• _DATA ROWS_
## Begin
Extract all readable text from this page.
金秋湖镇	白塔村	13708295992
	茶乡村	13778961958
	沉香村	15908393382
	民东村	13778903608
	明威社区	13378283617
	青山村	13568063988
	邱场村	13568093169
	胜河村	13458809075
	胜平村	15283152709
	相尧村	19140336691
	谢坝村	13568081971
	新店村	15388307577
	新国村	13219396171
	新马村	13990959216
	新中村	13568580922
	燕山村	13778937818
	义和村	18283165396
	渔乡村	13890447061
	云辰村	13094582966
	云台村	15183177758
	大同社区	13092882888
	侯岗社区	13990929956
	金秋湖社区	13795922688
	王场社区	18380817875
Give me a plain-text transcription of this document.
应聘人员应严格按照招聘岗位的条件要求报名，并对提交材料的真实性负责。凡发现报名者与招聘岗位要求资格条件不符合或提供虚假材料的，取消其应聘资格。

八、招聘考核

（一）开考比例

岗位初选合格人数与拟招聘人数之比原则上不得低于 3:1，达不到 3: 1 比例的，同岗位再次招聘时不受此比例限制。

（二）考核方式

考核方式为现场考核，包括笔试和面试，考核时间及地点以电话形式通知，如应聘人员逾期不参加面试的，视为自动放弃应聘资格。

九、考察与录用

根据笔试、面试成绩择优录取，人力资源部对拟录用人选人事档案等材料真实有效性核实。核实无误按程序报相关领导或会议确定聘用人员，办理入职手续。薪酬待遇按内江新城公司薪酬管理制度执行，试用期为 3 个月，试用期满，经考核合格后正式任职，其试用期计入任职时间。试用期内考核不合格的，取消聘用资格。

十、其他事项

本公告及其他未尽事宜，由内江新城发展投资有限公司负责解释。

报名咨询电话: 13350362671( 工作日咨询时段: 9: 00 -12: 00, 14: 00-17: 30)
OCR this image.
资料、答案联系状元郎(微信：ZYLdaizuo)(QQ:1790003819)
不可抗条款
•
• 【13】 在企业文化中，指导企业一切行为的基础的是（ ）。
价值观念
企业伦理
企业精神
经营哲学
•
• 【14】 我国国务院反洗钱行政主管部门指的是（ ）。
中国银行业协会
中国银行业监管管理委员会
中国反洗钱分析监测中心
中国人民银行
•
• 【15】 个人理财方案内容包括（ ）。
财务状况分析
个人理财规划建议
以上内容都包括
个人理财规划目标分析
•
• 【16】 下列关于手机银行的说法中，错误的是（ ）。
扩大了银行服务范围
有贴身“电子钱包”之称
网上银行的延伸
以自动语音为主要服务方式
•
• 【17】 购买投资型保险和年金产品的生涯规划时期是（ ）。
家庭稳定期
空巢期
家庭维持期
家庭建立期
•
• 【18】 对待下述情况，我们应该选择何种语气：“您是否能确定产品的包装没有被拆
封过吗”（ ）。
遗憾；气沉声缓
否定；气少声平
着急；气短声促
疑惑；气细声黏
## End
• _WHAT THE TASK REQUIRES_
Repeat, without change, each line of the data above from the one that contains "Give me a plain-text" through the final line, counting both.

• _RESPONSE_
Give me a plain-text transcription of this document.
应聘人员应严格按照招聘岗位的条件要求报名，并对提交材料的真实性负责。凡发现报名者与招聘岗位要求资格条件不符合或提供虚假材料的，取消其应聘资格。

八、招聘考核

（一）开考比例

岗位初选合格人数与拟招聘人数之比原则上不得低于 3:1，达不到 3: 1 比例的，同岗位再次招聘时不受此比例限制。

（二）考核方式

考核方式为现场考核，包括笔试和面试，考核时间及地点以电话形式通知，如应聘人员逾期不参加面试的，视为自动放弃应聘资格。

九、考察与录用

根据笔试、面试成绩择优录取，人力资源部对拟录用人选人事档案等材料真实有效性核实。核实无误按程序报相关领导或会议确定聘用人员，办理入职手续。薪酬待遇按内江新城公司薪酬管理制度执行，试用期为 3 个月，试用期满，经考核合格后正式任职，其试用期计入任职时间。试用期内考核不合格的，取消聘用资格。

十、其他事项

本公告及其他未尽事宜，由内江新城发展投资有限公司负责解释。

报名咨询电话: 13350362671( 工作日咨询时段: 9: 00 -12: 00, 14: 00-17: 30)
OCR this image.
资料、答案联系状元郎(微信：ZYLdaizuo)(QQ:1790003819)
不可抗条款
•
• 【13】 在企业文化中，指导企业一切行为的基础的是（ ）。
价值观念
企业伦理
企业精神
经营哲学
•
• 【14】 我国国务院反洗钱行政主管部门指的是（ ）。
中国银行业协会
中国银行业监管管理委员会
中国反洗钱分析监测中心
中国人民银行
•
• 【15】 个人理财方案内容包括（ ）。
财务状况分析
个人理财规划建议
以上内容都包括
个人理财规划目标分析
•
• 【16】 下列关于手机银行的说法中，错误的是（ ）。
扩大了银行服务范围
有贴身“电子钱包”之称
网上银行的延伸
以自动语音为主要服务方式
•
• 【17】 购买投资型保险和年金产品的生涯规划时期是（ ）。
家庭稳定期
空巢期
家庭维持期
家庭建立期
•
• 【18】 对待下述情况，我们应该选择何种语气：“您是否能确定产品的包装没有被拆
封过吗”（ ）。
遗憾；气沉声缓
否定；气少声平
着急；气短声促
疑惑；气细声黏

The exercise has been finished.